Problem description: Write out each entry again. Keep every word exactly as it is.

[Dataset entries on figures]
+ + + +

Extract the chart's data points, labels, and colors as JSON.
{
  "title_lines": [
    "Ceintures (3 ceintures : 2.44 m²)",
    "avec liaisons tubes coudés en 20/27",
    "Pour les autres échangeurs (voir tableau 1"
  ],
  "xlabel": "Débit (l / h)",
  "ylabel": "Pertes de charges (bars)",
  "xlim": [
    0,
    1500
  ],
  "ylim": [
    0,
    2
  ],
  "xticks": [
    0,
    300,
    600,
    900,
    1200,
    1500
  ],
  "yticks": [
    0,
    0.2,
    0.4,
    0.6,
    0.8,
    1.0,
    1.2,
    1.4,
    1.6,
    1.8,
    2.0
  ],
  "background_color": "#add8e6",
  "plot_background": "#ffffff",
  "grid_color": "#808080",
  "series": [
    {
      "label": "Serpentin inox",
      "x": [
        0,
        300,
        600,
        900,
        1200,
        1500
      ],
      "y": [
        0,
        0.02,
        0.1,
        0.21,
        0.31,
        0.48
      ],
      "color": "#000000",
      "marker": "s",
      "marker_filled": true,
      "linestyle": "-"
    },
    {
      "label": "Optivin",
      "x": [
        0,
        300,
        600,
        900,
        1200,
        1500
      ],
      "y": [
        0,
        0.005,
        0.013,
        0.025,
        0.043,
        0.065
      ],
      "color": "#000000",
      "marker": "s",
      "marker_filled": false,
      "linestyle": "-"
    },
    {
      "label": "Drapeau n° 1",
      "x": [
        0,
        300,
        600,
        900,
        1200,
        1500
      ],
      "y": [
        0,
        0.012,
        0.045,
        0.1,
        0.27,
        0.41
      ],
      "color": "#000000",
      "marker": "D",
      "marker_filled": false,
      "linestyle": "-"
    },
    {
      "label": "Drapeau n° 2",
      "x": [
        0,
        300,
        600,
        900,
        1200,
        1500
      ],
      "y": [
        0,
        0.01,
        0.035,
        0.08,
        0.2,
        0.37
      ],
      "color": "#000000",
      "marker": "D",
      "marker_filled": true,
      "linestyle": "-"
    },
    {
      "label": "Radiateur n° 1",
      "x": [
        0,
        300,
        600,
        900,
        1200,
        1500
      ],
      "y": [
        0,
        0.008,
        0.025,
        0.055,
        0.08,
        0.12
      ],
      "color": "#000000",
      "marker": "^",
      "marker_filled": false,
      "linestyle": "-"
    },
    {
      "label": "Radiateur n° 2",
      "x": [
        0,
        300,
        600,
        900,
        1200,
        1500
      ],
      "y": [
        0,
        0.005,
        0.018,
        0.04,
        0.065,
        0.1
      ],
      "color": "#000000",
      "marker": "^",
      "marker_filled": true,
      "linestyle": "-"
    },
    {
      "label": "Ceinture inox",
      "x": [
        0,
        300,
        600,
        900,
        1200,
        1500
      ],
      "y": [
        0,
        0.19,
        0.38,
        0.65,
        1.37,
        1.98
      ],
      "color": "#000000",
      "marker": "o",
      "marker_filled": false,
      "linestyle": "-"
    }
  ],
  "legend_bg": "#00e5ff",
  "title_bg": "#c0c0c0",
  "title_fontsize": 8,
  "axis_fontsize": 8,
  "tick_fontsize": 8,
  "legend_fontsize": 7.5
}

+ + + +

Solution to this problem:
Extract the chart's data points, labels, and colors as JSON.
{
  "title_lines": [
    "Ceintures (3 ceintures : 2.44 m²)",
    "avec liaisons tubes coudés en 20/27",
    "Pour les autres échangeurs (voir tableau 1"
  ],
  "xlabel": "Débit (l / h)",
  "ylabel": "Pertes de charges (bars)",
  "xlim": [
    0,
    1500
  ],
  "ylim": [
    0,
    2
  ],
  "xticks": [
    0,
    300,
    600,
    900,
    1200,
    1500
  ],
  "yticks": [
    0,
    0.2,
    0.4,
    0.6,
    0.8,
    1.0,
    1.2,
    1.4,
    1.6,
    1.8,
    2.0
  ],
  "background_color": "#add8e6",
  "plot_background": "#ffffff",
  "grid_color": "#808080",
  "series": [
    {
      "label": "Serpentin inox",
      "x": [
        0,
        300,
        600,
        900,
        1200,
        1500
      ],
      "y": [
        0,
        0.02,
        0.1,
        0.21,
        0.31,
        0.48
      ],
      "color": "#000000",
      "marker": "s",
      "marker_filled": true,
      "linestyle": "-"
    },
    {
      "label": "Optivin",
      "x": [
        0,
        300,
        600,
        900,
        1200,
        1500
      ],
      "y": [
        0,
        0.005,
        0.013,
        0.025,
        0.043,
        0.065
      ],
      "color": "#000000",
      "marker": "s",
      "marker_filled": false,
      "linestyle": "-"
    },
    {
      "label": "Drapeau n° 1",
      "x": [
        0,
        300,
        600,
        900,
        1200,
        1500
      ],
      "y": [
        0,
        0.012,
        0.045,
        0.1,
        0.27,
        0.41
      ],
      "color": "#000000",
      "marker": "D",
      "marker_filled": false,
      "linestyle": "-"
    },
    {
      "label": "Drapeau n° 2",
      "x": [
        0,
        300,
        600,
        900,
        1200,
        1500
      ],
      "y": [
        0,
        0.01,
        0.035,
        0.08,
        0.2,
        0.37
      ],
      "color": "#000000",
      "marker": "D",
      "marker_filled": true,
      "linestyle": "-"
    },
    {
      "label": "Radiateur n° 1",
      "x": [
        0,
        300,
        600,
        900,
        1200,
        1500
      ],
      "y": [
        0,
        0.008,
        0.025,
        0.055,
        0.08,
        0.12
      ],
      "color": "#000000",
      "marker": "^",
      "marker_filled": false,
      "linestyle": "-"
    },
    {
      "label": "Radiateur n° 2",
      "x": [
        0,
        300,
        600,
        900,
        1200,
        1500
      ],
      "y": [
        0,
        0.005,
        0.018,
        0.04,
        0.065,
        0.1
      ],
      "color": "#000000",
      "marker": "^",
      "marker_filled": true,
      "linestyle": "-"
    },
    {
      "label": "Ceinture inox",
      "x": [
        0,
        300,
        600,
        900,
        1200,
        1500
      ],
      "y": [
        0,
        0.19,
        0.38,
        0.65,
        1.37,
        1.98
      ],
      "color": "#000000",
      "marker": "o",
      "marker_filled": false,
      "linestyle": "-"
    }
  ],
  "legend_bg": "#00e5ff",
  "title_bg": "#c0c0c0",
  "title_fontsize": 8,
  "axis_fontsize": 8,
  "tick_fontsize": 8,
  "legend_fontsize": 7.5
}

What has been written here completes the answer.